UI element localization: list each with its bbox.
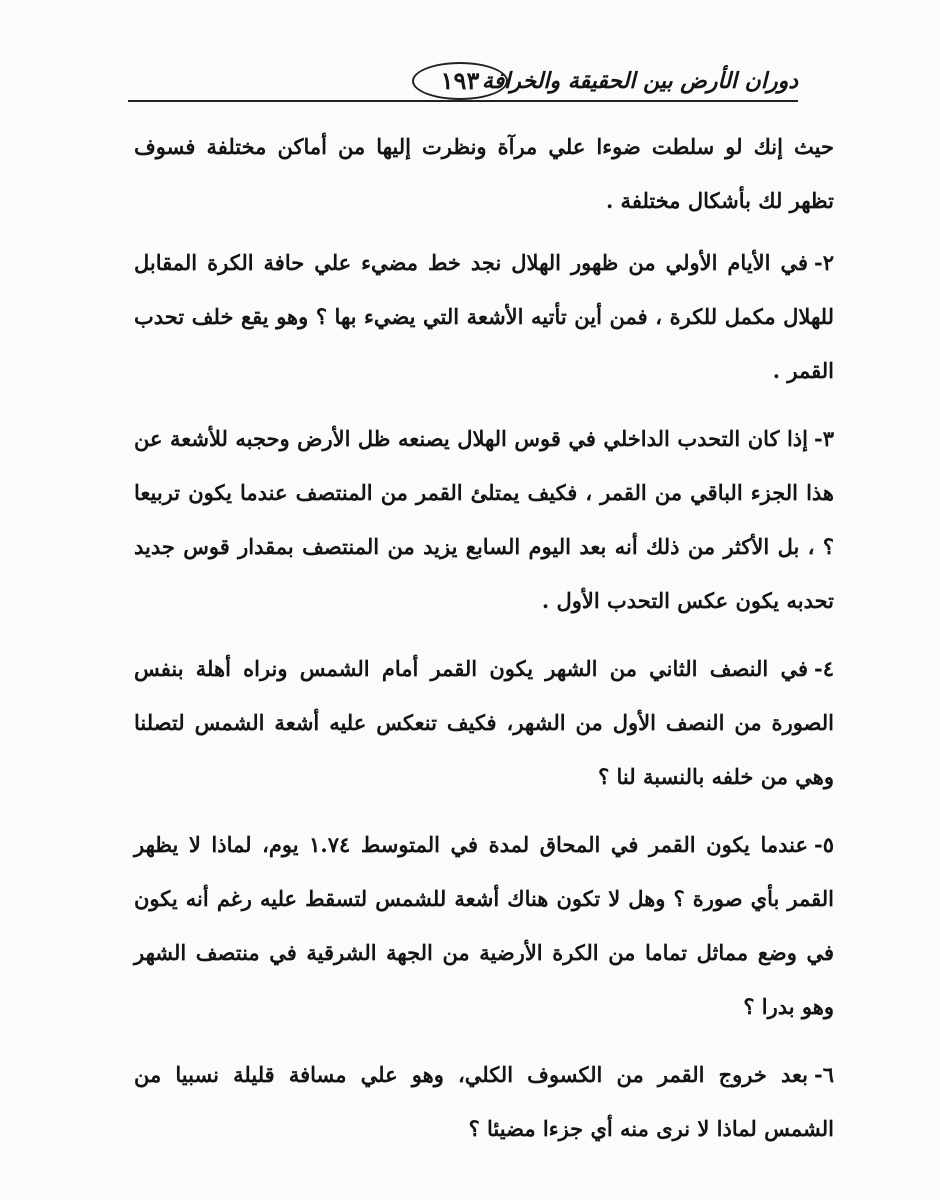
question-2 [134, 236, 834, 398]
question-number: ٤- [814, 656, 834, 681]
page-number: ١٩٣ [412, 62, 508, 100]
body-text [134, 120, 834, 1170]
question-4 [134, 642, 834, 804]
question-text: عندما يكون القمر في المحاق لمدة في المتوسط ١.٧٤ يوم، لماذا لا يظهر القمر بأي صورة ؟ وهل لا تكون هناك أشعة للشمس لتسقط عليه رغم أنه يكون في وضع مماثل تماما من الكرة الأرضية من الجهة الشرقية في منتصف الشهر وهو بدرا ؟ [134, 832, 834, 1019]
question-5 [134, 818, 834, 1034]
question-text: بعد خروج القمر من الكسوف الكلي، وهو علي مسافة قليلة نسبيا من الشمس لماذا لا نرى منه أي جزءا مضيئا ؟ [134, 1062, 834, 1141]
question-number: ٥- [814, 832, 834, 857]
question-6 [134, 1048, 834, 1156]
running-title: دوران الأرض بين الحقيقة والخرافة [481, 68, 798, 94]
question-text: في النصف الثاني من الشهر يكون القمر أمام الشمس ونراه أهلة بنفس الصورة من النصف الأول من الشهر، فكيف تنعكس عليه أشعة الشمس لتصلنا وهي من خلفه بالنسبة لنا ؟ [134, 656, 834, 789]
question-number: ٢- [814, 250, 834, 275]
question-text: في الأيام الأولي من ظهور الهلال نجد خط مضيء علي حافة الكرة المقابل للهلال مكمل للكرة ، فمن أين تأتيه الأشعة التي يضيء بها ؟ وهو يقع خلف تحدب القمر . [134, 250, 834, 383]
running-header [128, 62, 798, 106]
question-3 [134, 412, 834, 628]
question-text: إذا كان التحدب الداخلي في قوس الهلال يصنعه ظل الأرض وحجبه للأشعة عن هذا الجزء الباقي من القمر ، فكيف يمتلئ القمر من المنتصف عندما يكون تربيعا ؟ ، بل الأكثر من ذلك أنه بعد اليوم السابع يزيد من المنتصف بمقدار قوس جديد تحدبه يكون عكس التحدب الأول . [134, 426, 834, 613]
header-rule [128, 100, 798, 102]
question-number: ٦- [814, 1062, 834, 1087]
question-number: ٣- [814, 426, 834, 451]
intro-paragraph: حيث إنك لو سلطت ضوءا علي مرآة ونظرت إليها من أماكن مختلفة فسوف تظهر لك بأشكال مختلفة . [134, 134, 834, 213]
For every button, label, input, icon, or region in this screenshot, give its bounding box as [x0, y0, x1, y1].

────────────────────────────────────────

■ **Set task**
Convert every line of the listing above into a Markdown table with the columns Row and Line, numbering the rows and skipping blank lines. Omit the picture.

■ **Reply**
| Row | Line |
|---|---|
| 1 | UI element localization: list each with its bbox. |
| 2 | question-2 [134, 236, 834, 398] |
| 3 | question-number: ٤- [814, 656, 834, 681] |
| 4 | page-number: ١٩٣ [412, 62, 508, 100] |
| 5 | body-text [134, 120, 834, 1170] |
| 6 | question-4 [134, 642, 834, 804] |
| 7 | question-text: عندما يكون القمر في المحاق لمدة في المتوسط ١.٧٤ يوم، لماذا لا يظهر القمر بأي صورة ؟ وهل لا تكون هناك أشعة للشمس لتسقط عليه رغم أنه يكون في وضع مماثل تماما من الكرة الأرضية من الجهة الشرقية في منتصف الشهر وهو بدرا ؟ [134, 832, 834, 1019] |
| 8 | question-5 [134, 818, 834, 1034] |
| 9 | question-text: بعد خروج القمر من الكسوف الكلي، وهو علي مسافة قليلة نسبيا من الشمس لماذا لا نرى منه أي جزءا مضيئا ؟ [134, 1062, 834, 1141] |
| 10 | question-number: ٥- [814, 832, 834, 857] |
| 11 | question-6 [134, 1048, 834, 1156] |
| 12 | running-title: دوران الأرض بين الحقيقة والخرافة [481, 68, 798, 94] |
| 13 | question-text: في النصف الثاني من الشهر يكون القمر أمام الشمس ونراه أهلة بنفس الصورة من النصف الأول من الشهر، فكيف تنعكس عليه أشعة الشمس لتصلنا وهي من خلفه بالنسبة لنا ؟ [134, 656, 834, 789] |
| 14 | question-number: ٢- [814, 250, 834, 275] |
| 15 | question-text: في الأيام الأولي من ظهور الهلال نجد خط مضيء علي حافة الكرة المقابل للهلال مكمل للكرة ، فمن أين تأتيه الأشعة التي يضيء بها ؟ وهو يقع خلف تحدب القمر . [134, 250, 834, 383] |
| 16 | running-header [128, 62, 798, 106] |
| 17 | question-3 [134, 412, 834, 628] |
| 18 | question-text: إذا كان التحدب الداخلي في قوس الهلال يصنعه ظل الأرض وحجبه للأشعة عن هذا الجزء الباقي من القمر ، فكيف يمتلئ القمر من المنتصف عندما يكون تربيعا ؟ ، بل الأكثر من ذلك أنه بعد اليوم السابع يزيد من المنتصف بمقدار قوس جديد تحدبه يكون عكس التحدب الأول . [134, 426, 834, 613] |
| 19 | header-rule [128, 100, 798, 102] |
| 20 | question-number: ٦- [814, 1062, 834, 1087] |
| 21 | question-number: ٣- [814, 426, 834, 451] |
| 22 | intro-paragraph: حيث إنك لو سلطت ضوءا علي مرآة ونظرت إليها من أماكن مختلفة فسوف تظهر لك بأشكال مختلفة . [134, 134, 834, 213] |
| 23 | For every button, label, input, icon, or region in this screenshot, give its bounding box as [x0, y0, x1, y1]. |